##### RECORDS

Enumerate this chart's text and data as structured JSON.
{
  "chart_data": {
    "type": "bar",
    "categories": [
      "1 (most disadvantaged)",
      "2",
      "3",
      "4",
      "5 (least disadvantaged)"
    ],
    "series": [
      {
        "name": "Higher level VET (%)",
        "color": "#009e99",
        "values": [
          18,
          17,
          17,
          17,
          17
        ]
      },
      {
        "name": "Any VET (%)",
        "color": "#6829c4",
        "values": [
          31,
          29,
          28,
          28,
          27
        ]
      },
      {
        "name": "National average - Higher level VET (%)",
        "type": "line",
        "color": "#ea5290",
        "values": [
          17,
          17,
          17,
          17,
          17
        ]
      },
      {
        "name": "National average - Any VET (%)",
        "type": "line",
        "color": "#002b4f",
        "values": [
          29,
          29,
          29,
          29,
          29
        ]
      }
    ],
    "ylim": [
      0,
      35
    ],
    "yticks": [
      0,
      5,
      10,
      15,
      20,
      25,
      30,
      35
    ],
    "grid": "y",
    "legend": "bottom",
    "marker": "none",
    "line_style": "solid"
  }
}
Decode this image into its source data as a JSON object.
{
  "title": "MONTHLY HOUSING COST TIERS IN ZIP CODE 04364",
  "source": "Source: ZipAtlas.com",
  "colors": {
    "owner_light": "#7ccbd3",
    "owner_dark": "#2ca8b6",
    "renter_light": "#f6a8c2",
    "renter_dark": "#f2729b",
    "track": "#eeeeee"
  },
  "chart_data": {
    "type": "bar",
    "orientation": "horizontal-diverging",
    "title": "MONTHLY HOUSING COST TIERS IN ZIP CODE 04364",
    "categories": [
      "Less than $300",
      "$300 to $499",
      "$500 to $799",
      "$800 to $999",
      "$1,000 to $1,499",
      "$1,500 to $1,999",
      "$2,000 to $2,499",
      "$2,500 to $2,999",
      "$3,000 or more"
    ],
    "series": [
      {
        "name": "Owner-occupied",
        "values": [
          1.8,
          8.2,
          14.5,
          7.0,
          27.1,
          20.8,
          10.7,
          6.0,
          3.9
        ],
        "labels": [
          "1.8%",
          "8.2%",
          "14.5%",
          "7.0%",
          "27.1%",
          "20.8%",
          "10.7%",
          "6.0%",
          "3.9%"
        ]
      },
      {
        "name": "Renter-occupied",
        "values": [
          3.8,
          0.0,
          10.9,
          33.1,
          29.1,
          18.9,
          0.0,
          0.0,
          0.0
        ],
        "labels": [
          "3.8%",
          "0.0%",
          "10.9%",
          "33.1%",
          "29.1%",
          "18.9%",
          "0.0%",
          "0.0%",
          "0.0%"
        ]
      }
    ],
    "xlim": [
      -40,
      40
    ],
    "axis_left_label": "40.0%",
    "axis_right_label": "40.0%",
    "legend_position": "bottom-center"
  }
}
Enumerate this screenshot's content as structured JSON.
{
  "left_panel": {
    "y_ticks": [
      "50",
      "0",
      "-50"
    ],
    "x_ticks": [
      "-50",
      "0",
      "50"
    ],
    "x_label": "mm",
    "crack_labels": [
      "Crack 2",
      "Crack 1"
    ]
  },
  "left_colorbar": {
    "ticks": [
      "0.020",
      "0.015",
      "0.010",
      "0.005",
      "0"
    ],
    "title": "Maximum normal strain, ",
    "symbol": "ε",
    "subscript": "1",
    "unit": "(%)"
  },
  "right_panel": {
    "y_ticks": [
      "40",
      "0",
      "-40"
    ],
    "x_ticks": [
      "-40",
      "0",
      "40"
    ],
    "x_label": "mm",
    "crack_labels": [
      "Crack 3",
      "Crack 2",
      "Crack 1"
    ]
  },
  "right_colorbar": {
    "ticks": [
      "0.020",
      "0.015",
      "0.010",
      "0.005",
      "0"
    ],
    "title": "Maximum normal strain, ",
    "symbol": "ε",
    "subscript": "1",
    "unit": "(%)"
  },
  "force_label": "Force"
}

##########

• EXERCISE GOAL
Reproduce every record above exactly as it appears.

• IN RESPONSE
Enumerate this chart's text and data as structured JSON.
{
  "chart_data": {
    "type": "bar",
    "categories": [
      "1 (most disadvantaged)",
      "2",
      "3",
      "4",
      "5 (least disadvantaged)"
    ],
    "series": [
      {
        "name": "Higher level VET (%)",
        "color": "#009e99",
        "values": [
          18,
          17,
          17,
          17,
          17
        ]
      },
      {
        "name": "Any VET (%)",
        "color": "#6829c4",
        "values": [
          31,
          29,
          28,
          28,
          27
        ]
      },
      {
        "name": "National average - Higher level VET (%)",
        "type": "line",
        "color": "#ea5290",
        "values": [
          17,
          17,
          17,
          17,
          17
        ]
      },
      {
        "name": "National average - Any VET (%)",
        "type": "line",
        "color": "#002b4f",
        "values": [
          29,
          29,
          29,
          29,
          29
        ]
      }
    ],
    "ylim": [
      0,
      35
    ],
    "yticks": [
      0,
      5,
      10,
      15,
      20,
      25,
      30,
      35
    ],
    "grid": "y",
    "legend": "bottom",
    "marker": "none",
    "line_style": "solid"
  }
}
Decode this image into its source data as a JSON object.
{
  "title": "MONTHLY HOUSING COST TIERS IN ZIP CODE 04364",
  "source": "Source: ZipAtlas.com",
  "colors": {
    "owner_light": "#7ccbd3",
    "owner_dark": "#2ca8b6",
    "renter_light": "#f6a8c2",
    "renter_dark": "#f2729b",
    "track": "#eeeeee"
  },
  "chart_data": {
    "type": "bar",
    "orientation": "horizontal-diverging",
    "title": "MONTHLY HOUSING COST TIERS IN ZIP CODE 04364",
    "categories": [
      "Less than $300",
      "$300 to $499",
      "$500 to $799",
      "$800 to $999",
      "$1,000 to $1,499",
      "$1,500 to $1,999",
      "$2,000 to $2,499",
      "$2,500 to $2,999",
      "$3,000 or more"
    ],
    "series": [
      {
        "name": "Owner-occupied",
        "values": [
          1.8,
          8.2,
          14.5,
          7.0,
          27.1,
          20.8,
          10.7,
          6.0,
          3.9
        ],
        "labels": [
          "1.8%",
          "8.2%",
          "14.5%",
          "7.0%",
          "27.1%",
          "20.8%",
          "10.7%",
          "6.0%",
          "3.9%"
        ]
      },
      {
        "name": "Renter-occupied",
        "values": [
          3.8,
          0.0,
          10.9,
          33.1,
          29.1,
          18.9,
          0.0,
          0.0,
          0.0
        ],
        "labels": [
          "3.8%",
          "0.0%",
          "10.9%",
          "33.1%",
          "29.1%",
          "18.9%",
          "0.0%",
          "0.0%",
          "0.0%"
        ]
      }
    ],
    "xlim": [
      -40,
      40
    ],
    "axis_left_label": "40.0%",
    "axis_right_label": "40.0%",
    "legend_position": "bottom-center"
  }
}
Enumerate this screenshot's content as structured JSON.
{
  "left_panel": {
    "y_ticks": [
      "50",
      "0",
      "-50"
    ],
    "x_ticks": [
      "-50",
      "0",
      "50"
    ],
    "x_label": "mm",
    "crack_labels": [
      "Crack 2",
      "Crack 1"
    ]
  },
  "left_colorbar": {
    "ticks": [
      "0.020",
      "0.015",
      "0.010",
      "0.005",
      "0"
    ],
    "title": "Maximum normal strain, ",
    "symbol": "ε",
    "subscript": "1",
    "unit": "(%)"
  },
  "right_panel": {
    "y_ticks": [
      "40",
      "0",
      "-40"
    ],
    "x_ticks": [
      "-40",
      "0",
      "40"
    ],
    "x_label": "mm",
    "crack_labels": [
      "Crack 3",
      "Crack 2",
      "Crack 1"
    ]
  },
  "right_colorbar": {
    "ticks": [
      "0.020",
      "0.015",
      "0.010",
      "0.005",
      "0"
    ],
    "title": "Maximum normal strain, ",
    "symbol": "ε",
    "subscript": "1",
    "unit": "(%)"
  },
  "force_label": "Force"
}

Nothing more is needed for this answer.